Data supplied =
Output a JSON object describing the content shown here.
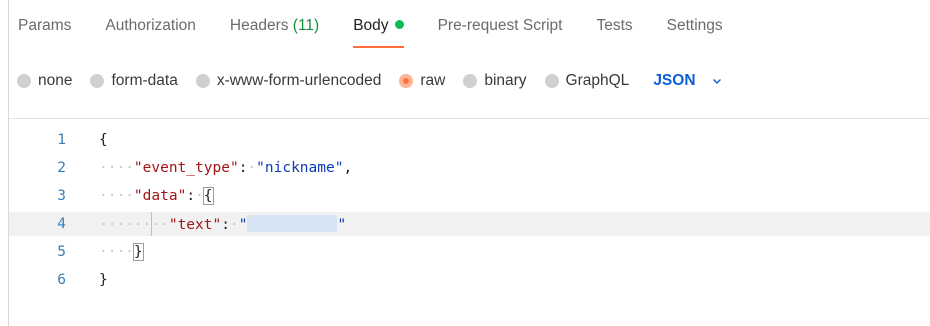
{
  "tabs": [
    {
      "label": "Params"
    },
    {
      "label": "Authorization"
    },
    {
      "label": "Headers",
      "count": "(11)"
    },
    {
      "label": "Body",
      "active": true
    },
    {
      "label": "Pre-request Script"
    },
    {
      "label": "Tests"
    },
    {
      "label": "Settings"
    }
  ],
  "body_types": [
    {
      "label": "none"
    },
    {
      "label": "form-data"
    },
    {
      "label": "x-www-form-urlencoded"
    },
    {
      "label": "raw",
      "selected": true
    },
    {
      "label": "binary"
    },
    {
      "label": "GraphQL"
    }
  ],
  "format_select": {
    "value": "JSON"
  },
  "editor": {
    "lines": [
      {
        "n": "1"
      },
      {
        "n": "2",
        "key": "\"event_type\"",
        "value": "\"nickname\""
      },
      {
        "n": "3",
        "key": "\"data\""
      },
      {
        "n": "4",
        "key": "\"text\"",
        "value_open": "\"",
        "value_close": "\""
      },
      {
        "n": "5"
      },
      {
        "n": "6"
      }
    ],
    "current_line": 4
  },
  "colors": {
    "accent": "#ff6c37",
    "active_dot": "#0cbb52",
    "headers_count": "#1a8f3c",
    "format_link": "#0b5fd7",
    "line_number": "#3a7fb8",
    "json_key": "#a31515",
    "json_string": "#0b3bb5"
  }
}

--

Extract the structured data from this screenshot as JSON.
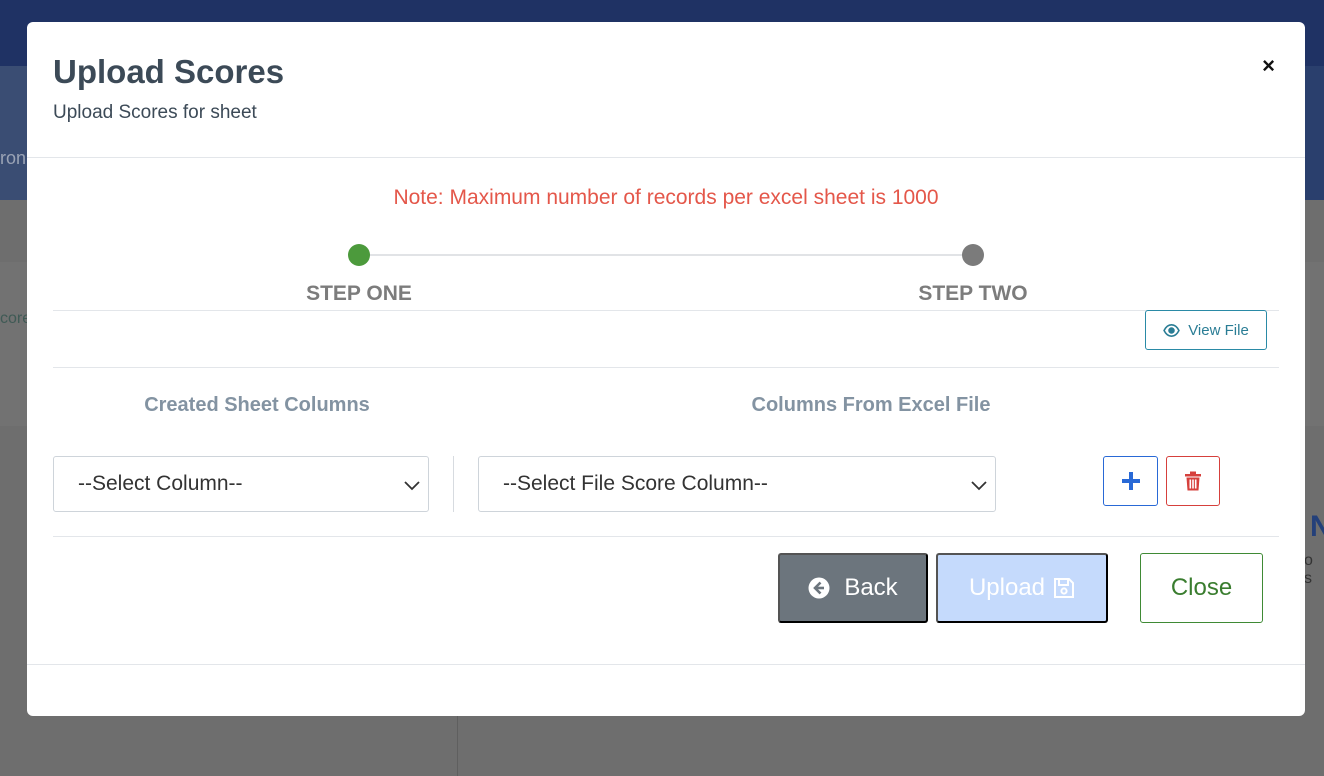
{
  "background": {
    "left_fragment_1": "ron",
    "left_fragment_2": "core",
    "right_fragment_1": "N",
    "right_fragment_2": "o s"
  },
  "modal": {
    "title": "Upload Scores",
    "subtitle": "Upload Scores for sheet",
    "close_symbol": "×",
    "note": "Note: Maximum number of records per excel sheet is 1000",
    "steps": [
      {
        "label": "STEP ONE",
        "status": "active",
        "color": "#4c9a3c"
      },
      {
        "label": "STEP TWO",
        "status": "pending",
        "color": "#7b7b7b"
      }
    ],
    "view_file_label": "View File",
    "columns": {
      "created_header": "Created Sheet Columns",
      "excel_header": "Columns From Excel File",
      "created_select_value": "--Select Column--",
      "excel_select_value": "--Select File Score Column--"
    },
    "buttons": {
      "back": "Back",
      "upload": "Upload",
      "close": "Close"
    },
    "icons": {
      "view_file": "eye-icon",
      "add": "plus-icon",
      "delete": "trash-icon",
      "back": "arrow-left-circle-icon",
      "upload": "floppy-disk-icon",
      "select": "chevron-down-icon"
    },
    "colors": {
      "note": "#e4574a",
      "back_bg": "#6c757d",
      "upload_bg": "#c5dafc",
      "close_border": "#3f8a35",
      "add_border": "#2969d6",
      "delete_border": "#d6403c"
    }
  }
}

Task description = Find the word "Scores" and list each line it appears in.

Response to the exercise =
    "title": "Upload Scores",
    "subtitle": "Upload Scores for sheet",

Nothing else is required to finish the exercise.